TASK INPUTS:

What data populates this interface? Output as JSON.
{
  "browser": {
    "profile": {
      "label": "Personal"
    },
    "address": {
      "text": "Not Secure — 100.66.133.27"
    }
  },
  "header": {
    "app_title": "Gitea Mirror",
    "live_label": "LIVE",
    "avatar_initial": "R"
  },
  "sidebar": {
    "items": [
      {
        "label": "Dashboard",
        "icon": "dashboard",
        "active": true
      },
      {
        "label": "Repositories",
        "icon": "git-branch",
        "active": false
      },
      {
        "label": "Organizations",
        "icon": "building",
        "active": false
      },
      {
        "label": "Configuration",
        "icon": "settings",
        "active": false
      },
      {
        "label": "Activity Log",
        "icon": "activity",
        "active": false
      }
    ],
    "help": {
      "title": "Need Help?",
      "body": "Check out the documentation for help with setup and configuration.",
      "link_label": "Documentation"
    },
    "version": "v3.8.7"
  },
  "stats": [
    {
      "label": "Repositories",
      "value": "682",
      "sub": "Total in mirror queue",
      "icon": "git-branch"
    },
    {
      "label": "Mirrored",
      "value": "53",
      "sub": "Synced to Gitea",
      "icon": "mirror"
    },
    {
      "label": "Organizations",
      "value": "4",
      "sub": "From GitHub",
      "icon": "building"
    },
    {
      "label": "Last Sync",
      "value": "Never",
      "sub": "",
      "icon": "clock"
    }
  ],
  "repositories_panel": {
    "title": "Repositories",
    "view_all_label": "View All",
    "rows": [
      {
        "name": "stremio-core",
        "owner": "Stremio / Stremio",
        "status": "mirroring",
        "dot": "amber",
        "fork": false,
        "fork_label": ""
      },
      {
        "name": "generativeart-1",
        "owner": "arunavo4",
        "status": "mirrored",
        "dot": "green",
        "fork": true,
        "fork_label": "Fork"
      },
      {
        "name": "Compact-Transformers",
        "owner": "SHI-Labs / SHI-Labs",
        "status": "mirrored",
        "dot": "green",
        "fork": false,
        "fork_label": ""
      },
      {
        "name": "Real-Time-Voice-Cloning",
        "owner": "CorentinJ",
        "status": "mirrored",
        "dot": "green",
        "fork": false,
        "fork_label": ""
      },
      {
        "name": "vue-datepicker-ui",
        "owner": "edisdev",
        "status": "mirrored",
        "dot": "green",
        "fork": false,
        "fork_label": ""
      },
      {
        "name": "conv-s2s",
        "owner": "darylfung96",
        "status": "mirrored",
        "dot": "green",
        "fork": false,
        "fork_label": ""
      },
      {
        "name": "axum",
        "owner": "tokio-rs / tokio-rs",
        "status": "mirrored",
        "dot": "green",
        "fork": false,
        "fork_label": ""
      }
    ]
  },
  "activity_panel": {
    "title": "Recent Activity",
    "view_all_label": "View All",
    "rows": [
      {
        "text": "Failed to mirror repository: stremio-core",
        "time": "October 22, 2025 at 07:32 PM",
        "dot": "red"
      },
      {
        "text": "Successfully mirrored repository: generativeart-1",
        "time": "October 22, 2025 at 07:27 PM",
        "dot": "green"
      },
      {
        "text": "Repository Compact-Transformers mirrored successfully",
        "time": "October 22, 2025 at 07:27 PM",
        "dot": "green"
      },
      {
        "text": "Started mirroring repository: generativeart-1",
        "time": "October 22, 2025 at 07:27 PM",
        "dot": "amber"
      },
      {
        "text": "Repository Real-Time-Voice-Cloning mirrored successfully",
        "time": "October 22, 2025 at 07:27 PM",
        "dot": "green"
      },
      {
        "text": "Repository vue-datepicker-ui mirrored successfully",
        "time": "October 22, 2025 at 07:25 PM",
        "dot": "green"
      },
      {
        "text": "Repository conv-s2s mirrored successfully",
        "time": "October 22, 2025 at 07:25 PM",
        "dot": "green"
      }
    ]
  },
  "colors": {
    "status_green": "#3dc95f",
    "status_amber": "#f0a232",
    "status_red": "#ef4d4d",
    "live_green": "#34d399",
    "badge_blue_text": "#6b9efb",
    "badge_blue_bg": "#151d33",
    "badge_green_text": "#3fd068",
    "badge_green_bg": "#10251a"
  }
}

WHAT THIS TASK INVOLVES: Review the preceding data and report every line that includes the string "Compact".

SOLVED EXERCISE:
        "name": "Compact-Transformers",
        "text": "Repository Compact-Transformers mirrored successfully",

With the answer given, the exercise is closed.